• **GOAL OF THE EXERCISE**:
Pull out every line with the word "title".

• **MATERIAL**:

----

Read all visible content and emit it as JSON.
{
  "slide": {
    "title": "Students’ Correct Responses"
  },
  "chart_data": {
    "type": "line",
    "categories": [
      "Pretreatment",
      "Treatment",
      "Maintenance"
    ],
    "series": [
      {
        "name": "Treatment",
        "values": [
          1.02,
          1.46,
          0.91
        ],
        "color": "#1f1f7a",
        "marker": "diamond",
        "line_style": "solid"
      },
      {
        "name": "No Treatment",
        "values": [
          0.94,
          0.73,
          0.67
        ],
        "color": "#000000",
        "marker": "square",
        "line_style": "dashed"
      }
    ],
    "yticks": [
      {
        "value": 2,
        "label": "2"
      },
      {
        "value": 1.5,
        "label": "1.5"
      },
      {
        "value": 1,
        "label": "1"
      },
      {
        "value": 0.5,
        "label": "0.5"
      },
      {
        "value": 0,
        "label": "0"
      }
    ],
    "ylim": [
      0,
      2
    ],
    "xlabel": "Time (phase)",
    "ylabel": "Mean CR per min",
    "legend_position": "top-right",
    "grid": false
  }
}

----

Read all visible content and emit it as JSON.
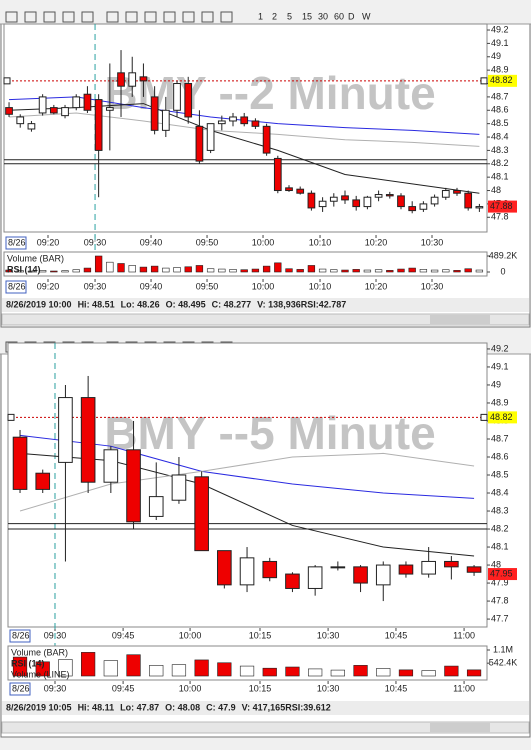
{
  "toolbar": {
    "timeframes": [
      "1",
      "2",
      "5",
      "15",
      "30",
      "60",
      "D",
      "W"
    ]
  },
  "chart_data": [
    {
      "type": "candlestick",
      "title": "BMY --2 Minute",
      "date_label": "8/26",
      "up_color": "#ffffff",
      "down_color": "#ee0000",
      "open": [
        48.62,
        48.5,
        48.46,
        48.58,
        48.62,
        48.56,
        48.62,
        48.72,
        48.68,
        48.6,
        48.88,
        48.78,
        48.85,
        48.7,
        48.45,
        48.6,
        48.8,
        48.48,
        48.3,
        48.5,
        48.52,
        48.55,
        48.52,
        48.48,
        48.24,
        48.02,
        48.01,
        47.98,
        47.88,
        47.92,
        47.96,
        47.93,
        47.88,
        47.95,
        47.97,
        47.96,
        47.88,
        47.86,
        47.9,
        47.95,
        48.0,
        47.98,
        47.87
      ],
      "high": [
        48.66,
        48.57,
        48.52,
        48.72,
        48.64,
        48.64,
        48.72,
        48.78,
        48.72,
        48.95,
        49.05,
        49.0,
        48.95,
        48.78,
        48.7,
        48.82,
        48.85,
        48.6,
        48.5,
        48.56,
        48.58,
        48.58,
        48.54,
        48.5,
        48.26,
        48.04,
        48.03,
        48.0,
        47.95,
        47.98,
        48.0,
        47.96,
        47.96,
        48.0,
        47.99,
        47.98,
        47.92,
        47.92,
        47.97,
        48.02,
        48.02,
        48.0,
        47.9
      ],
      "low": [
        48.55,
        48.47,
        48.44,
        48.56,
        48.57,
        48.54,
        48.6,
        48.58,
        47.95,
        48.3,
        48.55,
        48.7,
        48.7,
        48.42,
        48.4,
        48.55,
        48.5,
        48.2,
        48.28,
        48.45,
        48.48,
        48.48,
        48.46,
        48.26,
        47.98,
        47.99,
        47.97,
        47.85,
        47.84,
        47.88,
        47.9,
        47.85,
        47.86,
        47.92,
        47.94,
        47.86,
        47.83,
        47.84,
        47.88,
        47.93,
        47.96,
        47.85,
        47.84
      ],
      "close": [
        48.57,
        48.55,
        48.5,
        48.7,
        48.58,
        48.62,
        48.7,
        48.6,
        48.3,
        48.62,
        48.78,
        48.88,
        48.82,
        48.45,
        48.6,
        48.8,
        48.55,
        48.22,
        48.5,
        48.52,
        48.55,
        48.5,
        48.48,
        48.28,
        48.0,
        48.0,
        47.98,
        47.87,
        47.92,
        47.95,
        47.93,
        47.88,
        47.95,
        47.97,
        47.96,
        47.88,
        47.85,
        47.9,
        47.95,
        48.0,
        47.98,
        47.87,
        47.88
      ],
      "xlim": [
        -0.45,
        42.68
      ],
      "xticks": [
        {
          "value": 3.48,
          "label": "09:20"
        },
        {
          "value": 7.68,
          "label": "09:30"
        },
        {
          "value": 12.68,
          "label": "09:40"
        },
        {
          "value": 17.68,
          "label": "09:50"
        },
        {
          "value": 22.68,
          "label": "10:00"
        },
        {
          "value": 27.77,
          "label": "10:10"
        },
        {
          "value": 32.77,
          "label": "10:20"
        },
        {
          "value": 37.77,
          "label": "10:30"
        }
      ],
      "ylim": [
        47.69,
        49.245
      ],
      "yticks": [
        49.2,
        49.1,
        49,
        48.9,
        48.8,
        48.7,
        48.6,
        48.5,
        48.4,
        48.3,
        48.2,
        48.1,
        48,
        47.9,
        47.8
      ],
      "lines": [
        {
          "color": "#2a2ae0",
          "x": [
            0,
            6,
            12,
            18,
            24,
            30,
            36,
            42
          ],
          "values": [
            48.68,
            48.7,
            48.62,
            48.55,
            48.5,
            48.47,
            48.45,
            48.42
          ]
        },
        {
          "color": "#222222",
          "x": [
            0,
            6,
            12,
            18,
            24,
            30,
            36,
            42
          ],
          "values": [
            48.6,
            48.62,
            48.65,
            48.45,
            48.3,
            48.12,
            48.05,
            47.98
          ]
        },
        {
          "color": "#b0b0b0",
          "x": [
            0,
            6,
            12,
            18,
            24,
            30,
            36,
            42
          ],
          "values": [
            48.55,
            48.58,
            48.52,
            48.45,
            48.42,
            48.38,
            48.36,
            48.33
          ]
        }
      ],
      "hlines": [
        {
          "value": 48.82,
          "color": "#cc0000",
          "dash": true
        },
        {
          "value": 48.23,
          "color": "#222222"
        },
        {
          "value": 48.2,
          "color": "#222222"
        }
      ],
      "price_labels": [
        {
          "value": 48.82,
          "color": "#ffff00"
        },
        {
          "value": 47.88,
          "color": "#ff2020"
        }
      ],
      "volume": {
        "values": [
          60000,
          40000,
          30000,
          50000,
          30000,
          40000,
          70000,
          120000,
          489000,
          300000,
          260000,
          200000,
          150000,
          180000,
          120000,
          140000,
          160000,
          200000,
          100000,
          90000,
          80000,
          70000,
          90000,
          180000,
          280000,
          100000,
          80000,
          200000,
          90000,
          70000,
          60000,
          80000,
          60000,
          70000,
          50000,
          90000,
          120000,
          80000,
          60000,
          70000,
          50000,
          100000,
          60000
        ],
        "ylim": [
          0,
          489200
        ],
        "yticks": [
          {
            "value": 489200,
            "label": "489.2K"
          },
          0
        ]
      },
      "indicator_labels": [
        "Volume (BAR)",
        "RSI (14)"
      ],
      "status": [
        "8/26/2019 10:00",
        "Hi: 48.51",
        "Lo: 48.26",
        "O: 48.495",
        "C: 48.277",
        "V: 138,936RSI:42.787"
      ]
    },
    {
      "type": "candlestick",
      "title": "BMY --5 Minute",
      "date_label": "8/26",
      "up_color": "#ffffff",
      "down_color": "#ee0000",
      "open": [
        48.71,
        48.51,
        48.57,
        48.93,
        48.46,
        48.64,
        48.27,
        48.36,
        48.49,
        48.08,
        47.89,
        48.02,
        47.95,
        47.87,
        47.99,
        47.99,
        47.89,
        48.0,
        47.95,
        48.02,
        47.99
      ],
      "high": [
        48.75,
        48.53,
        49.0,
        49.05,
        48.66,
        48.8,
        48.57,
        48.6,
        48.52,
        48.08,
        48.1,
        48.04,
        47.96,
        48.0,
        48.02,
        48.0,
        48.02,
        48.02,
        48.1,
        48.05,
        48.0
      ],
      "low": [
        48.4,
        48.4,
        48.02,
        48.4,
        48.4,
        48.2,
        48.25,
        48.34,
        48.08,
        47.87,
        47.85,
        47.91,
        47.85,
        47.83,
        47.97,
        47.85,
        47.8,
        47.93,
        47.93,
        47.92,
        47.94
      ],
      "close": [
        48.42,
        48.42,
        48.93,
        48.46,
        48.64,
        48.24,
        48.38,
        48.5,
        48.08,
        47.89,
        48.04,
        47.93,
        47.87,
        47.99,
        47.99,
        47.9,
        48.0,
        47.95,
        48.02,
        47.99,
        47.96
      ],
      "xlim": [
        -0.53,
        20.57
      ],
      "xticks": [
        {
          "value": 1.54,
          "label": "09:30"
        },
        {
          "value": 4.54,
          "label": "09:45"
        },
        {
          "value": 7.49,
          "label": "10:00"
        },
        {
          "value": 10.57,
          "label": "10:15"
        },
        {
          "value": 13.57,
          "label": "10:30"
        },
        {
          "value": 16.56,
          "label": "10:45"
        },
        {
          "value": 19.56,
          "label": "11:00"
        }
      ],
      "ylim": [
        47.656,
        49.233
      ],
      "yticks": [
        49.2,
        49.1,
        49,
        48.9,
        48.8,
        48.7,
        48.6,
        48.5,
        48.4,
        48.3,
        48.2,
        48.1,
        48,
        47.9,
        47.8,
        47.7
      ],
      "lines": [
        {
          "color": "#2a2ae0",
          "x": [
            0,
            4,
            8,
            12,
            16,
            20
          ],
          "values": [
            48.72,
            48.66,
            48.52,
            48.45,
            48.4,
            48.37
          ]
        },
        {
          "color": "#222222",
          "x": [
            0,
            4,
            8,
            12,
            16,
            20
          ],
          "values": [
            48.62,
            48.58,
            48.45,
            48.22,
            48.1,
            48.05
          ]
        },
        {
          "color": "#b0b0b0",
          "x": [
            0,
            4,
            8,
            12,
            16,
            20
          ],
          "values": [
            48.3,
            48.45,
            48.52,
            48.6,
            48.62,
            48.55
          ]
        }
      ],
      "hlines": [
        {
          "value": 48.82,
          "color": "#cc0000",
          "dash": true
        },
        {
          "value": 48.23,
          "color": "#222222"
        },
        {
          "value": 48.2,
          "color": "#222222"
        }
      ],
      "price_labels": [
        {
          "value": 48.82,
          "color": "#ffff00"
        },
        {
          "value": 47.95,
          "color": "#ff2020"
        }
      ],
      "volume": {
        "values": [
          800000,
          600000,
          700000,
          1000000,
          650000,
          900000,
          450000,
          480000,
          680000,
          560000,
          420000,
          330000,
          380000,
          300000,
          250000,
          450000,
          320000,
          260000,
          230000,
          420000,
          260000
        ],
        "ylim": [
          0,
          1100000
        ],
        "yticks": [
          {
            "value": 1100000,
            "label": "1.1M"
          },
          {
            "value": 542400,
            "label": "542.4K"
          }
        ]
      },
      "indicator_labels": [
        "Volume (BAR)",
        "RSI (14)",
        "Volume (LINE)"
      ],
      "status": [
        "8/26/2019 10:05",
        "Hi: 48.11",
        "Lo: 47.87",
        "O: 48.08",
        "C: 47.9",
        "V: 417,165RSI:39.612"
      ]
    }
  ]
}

----

• **CORRECT OUTPUT**:
    "title": "Students’ Correct Responses"
      "title": "BMY --2 Minute",
      "title": "BMY --5 Minute",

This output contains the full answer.